Do this: Could you give back every one of the rows below, unchanged, character for character?

Listed entries:
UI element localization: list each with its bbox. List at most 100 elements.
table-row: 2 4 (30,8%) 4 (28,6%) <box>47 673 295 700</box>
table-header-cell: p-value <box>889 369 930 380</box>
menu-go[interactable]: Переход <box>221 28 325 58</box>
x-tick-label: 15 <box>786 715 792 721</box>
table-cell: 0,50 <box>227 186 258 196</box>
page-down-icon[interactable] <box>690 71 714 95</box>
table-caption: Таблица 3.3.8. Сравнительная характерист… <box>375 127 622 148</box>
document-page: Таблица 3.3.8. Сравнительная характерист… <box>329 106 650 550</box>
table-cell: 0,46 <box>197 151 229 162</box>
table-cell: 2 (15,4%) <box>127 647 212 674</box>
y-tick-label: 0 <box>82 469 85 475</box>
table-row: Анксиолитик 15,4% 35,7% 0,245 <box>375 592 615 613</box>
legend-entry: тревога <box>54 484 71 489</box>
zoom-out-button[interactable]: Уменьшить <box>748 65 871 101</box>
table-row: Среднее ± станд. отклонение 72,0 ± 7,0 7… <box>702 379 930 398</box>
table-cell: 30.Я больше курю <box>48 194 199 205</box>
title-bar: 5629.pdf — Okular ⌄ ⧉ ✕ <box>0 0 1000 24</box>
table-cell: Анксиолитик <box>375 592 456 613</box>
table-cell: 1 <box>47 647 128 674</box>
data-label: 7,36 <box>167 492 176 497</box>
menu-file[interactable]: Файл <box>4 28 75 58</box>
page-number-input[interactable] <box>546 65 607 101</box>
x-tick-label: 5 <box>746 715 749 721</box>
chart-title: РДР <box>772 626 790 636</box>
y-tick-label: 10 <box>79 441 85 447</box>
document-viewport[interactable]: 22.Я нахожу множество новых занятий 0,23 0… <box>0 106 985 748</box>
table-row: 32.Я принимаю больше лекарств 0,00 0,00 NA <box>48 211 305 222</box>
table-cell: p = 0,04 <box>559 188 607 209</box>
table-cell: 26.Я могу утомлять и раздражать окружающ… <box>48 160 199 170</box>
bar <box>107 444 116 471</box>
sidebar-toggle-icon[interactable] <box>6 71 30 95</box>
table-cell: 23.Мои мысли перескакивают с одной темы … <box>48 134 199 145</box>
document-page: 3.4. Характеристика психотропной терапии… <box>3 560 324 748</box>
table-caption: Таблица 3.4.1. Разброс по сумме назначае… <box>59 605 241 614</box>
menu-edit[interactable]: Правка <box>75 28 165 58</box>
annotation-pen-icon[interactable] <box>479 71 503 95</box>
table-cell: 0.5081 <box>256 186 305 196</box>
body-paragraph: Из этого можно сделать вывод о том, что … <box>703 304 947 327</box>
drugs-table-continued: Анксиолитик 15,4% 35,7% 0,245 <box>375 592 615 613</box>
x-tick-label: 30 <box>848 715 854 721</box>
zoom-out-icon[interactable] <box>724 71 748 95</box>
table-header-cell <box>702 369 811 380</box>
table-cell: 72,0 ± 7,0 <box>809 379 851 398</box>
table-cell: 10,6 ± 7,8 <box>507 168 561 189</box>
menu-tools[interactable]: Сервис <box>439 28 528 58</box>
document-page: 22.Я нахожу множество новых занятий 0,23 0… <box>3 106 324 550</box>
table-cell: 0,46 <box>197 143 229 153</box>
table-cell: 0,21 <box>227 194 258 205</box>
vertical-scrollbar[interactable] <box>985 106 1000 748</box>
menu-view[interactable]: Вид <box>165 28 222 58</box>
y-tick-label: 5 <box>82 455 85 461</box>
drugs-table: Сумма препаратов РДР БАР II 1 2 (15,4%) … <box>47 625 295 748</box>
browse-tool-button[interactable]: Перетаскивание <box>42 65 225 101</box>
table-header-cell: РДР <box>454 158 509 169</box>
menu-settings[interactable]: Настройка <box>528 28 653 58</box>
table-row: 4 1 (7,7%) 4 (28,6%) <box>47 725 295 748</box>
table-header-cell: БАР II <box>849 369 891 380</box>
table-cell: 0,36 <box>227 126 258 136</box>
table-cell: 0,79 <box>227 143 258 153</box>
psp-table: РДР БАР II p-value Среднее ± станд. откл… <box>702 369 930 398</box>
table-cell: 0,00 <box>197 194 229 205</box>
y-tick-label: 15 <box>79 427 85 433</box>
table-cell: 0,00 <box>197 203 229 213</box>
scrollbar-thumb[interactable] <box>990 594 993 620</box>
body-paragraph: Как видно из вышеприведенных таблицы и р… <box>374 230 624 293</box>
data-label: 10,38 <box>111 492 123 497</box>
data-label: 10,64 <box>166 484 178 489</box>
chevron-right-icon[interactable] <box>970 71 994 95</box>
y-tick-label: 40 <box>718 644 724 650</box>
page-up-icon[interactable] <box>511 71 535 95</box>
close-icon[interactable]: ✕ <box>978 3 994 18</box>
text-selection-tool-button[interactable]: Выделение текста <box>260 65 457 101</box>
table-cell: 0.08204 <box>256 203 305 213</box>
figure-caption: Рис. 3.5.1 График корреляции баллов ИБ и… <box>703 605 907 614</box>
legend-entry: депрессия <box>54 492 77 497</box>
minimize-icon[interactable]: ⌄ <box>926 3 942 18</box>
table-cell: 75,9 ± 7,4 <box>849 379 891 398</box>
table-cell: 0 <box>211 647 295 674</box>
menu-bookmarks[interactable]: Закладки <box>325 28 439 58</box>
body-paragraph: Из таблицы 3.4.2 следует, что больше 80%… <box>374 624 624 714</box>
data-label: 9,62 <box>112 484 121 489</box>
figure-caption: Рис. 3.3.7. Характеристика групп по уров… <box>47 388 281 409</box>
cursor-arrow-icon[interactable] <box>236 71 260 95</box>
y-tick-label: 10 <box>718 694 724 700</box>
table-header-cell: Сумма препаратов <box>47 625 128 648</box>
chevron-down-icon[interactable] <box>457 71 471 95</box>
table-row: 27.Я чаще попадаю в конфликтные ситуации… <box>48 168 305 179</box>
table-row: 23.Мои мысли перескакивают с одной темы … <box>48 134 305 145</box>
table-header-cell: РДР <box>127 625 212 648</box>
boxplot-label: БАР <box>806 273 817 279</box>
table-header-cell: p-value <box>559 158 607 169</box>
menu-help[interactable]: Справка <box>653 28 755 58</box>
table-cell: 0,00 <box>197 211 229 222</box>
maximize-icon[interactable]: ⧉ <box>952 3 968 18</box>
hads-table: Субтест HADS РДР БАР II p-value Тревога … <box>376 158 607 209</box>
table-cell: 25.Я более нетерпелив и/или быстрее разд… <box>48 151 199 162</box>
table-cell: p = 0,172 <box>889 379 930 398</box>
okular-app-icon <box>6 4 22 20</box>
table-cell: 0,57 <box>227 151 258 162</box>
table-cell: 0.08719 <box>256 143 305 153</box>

Final result:
UI element localization: list each with its bbox. List at most 100 elements.
table-row: 2 4 (30,8%) 4 (28,6%) <box>47 673 295 700</box>
table-header-cell: p-value <box>889 369 930 380</box>
menu-go[interactable]: Переход <box>221 28 325 58</box>
x-tick-label: 15 <box>786 715 792 721</box>
table-cell: 0,50 <box>227 186 258 196</box>
page-down-icon[interactable] <box>690 71 714 95</box>
table-caption: Таблица 3.3.8. Сравнительная характерист… <box>375 127 622 148</box>
document-page: Таблица 3.3.8. Сравнительная характерист… <box>329 106 650 550</box>
table-cell: 0,46 <box>197 151 229 162</box>
table-cell: 2 (15,4%) <box>127 647 212 674</box>
y-tick-label: 0 <box>82 469 85 475</box>
table-row: Анксиолитик 15,4% 35,7% 0,245 <box>375 592 615 613</box>
legend-entry: тревога <box>54 484 71 489</box>
zoom-out-button[interactable]: Уменьшить <box>748 65 871 101</box>
table-row: Среднее ± станд. отклонение 72,0 ± 7,0 7… <box>702 379 930 398</box>
table-cell: 30.Я больше курю <box>48 194 199 205</box>
title-bar: 5629.pdf — Okular ⌄ ⧉ ✕ <box>0 0 1000 24</box>
table-cell: Анксиолитик <box>375 592 456 613</box>
table-cell: 1 <box>47 647 128 674</box>
data-label: 7,36 <box>167 492 176 497</box>
menu-file[interactable]: Файл <box>4 28 75 58</box>
page-number-input[interactable] <box>546 65 607 101</box>
x-tick-label: 5 <box>746 715 749 721</box>
chart-title: РДР <box>772 626 790 636</box>
y-tick-label: 10 <box>79 441 85 447</box>
document-viewport[interactable]: 22.Я нахожу множество новых занятий 0,23 0… <box>0 106 985 748</box>
table-row: 32.Я принимаю больше лекарств 0,00 0,00 NA <box>48 211 305 222</box>
table-cell: p = 0,04 <box>559 188 607 209</box>
table-cell: 26.Я могу утомлять и раздражать окружающ… <box>48 160 199 170</box>
bar <box>107 444 116 471</box>
sidebar-toggle-icon[interactable] <box>6 71 30 95</box>
table-cell: 23.Мои мысли перескакивают с одной темы … <box>48 134 199 145</box>
document-page: 3.4. Характеристика психотропной терапии… <box>3 560 324 748</box>
table-caption: Таблица 3.4.1. Разброс по сумме назначае… <box>59 605 241 614</box>
menu-edit[interactable]: Правка <box>75 28 165 58</box>
annotation-pen-icon[interactable] <box>479 71 503 95</box>
table-cell: 0.5081 <box>256 186 305 196</box>
body-paragraph: Из этого можно сделать вывод о том, что … <box>703 304 947 327</box>
drugs-table-continued: Анксиолитик 15,4% 35,7% 0,245 <box>375 592 615 613</box>
x-tick-label: 30 <box>848 715 854 721</box>
zoom-out-icon[interactable] <box>724 71 748 95</box>
table-header-cell <box>702 369 811 380</box>
table-cell: 72,0 ± 7,0 <box>809 379 851 398</box>
table-cell: 10,6 ± 7,8 <box>507 168 561 189</box>
menu-tools[interactable]: Сервис <box>439 28 528 58</box>
document-page: 22.Я нахожу множество новых занятий 0,23 0… <box>3 106 324 550</box>
table-cell: 0,46 <box>197 143 229 153</box>
table-cell: 0,21 <box>227 194 258 205</box>
vertical-scrollbar[interactable] <box>985 106 1000 748</box>
menu-view[interactable]: Вид <box>165 28 222 58</box>
y-tick-label: 5 <box>82 455 85 461</box>
drugs-table: Сумма препаратов РДР БАР II 1 2 (15,4%) … <box>47 625 295 748</box>
browse-tool-button[interactable]: Перетаскивание <box>42 65 225 101</box>
table-header-cell: РДР <box>454 158 509 169</box>
menu-settings[interactable]: Настройка <box>528 28 653 58</box>
table-row: 4 1 (7,7%) 4 (28,6%) <box>47 725 295 748</box>
table-header-cell: БАР II <box>849 369 891 380</box>
table-cell: 0,36 <box>227 126 258 136</box>
table-cell: 0,79 <box>227 143 258 153</box>
psp-table: РДР БАР II p-value Среднее ± станд. откл… <box>702 369 930 398</box>
table-cell: 0,00 <box>197 194 229 205</box>
y-tick-label: 15 <box>79 427 85 433</box>
table-cell: 0,00 <box>197 203 229 213</box>
scrollbar-thumb[interactable] <box>990 594 993 620</box>
body-paragraph: Как видно из вышеприведенных таблицы и р… <box>374 230 624 293</box>
data-label: 10,38 <box>111 492 123 497</box>
data-label: 10,64 <box>166 484 178 489</box>
chevron-right-icon[interactable] <box>970 71 994 95</box>
y-tick-label: 40 <box>718 644 724 650</box>
page-up-icon[interactable] <box>511 71 535 95</box>
close-icon[interactable]: ✕ <box>978 3 994 18</box>
text-selection-tool-button[interactable]: Выделение текста <box>260 65 457 101</box>
table-cell: 0.08204 <box>256 203 305 213</box>
figure-caption: Рис. 3.5.1 График корреляции баллов ИБ и… <box>703 605 907 614</box>
legend-entry: депрессия <box>54 492 77 497</box>
minimize-icon[interactable]: ⌄ <box>926 3 942 18</box>
table-cell: 75,9 ± 7,4 <box>849 379 891 398</box>
table-cell: 0 <box>211 647 295 674</box>
menu-bookmarks[interactable]: Закладки <box>325 28 439 58</box>
body-paragraph: Из таблицы 3.4.2 следует, что больше 80%… <box>374 624 624 714</box>
data-label: 9,62 <box>112 484 121 489</box>
figure-caption: Рис. 3.3.7. Характеристика групп по уров… <box>47 388 281 409</box>
cursor-arrow-icon[interactable] <box>236 71 260 95</box>
y-tick-label: 10 <box>718 694 724 700</box>
table-header-cell: Сумма препаратов <box>47 625 128 648</box>
chevron-down-icon[interactable] <box>457 71 471 95</box>
table-row: 27.Я чаще попадаю в конфликтные ситуации… <box>48 168 305 179</box>
table-row: 23.Мои мысли перескакивают с одной темы … <box>48 134 305 145</box>
table-header-cell: РДР <box>127 625 212 648</box>
boxplot-label: БАР <box>806 273 817 279</box>
table-header-cell: p-value <box>559 158 607 169</box>
menu-help[interactable]: Справка <box>653 28 755 58</box>
table-cell: 0,00 <box>197 211 229 222</box>
maximize-icon[interactable]: ⧉ <box>952 3 968 18</box>
hads-table: Субтест HADS РДР БАР II p-value Тревога … <box>376 158 607 209</box>
table-cell: 25.Я более нетерпелив и/или быстрее разд… <box>48 151 199 162</box>
table-cell: p = 0,172 <box>889 379 930 398</box>
okular-app-icon <box>6 4 22 20</box>
table-cell: 0,57 <box>227 151 258 162</box>
table-cell: 0.08719 <box>256 143 305 153</box>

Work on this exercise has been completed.